**GIVEN EXERCISE:** Output the data exactly, with every line intact.

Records
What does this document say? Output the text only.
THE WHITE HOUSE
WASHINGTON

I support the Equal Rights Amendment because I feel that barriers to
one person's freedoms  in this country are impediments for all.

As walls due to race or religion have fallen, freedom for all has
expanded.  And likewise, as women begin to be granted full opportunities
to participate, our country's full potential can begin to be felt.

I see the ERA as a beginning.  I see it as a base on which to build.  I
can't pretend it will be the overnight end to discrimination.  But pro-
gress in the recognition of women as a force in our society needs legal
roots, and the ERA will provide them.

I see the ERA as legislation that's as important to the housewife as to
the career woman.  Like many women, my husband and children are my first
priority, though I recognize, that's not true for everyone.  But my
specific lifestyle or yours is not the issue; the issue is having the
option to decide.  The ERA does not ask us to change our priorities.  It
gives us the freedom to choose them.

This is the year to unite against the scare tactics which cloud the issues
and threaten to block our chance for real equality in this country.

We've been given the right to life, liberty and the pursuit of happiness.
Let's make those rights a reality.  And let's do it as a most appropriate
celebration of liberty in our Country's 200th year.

**REPLY:**
What does this document say? Output the text only.
THE WHITE HOUSE
WASHINGTON

I support the Equal Rights Amendment because I feel that barriers to
one person's freedoms  in this country are impediments for all.

As walls due to race or religion have fallen, freedom for all has
expanded.  And likewise, as women begin to be granted full opportunities
to participate, our country's full potential can begin to be felt.

I see the ERA as a beginning.  I see it as a base on which to build.  I
can't pretend it will be the overnight end to discrimination.  But pro-
gress in the recognition of women as a force in our society needs legal
roots, and the ERA will provide them.

I see the ERA as legislation that's as important to the housewife as to
the career woman.  Like many women, my husband and children are my first
priority, though I recognize, that's not true for everyone.  But my
specific lifestyle or yours is not the issue; the issue is having the
option to decide.  The ERA does not ask us to change our priorities.  It
gives us the freedom to choose them.

This is the year to unite against the scare tactics which cloud the issues
and threaten to block our chance for real equality in this country.

We've been given the right to life, liberty and the pursuit of happiness.
Let's make those rights a reality.  And let's do it as a most appropriate
celebration of liberty in our Country's 200th year.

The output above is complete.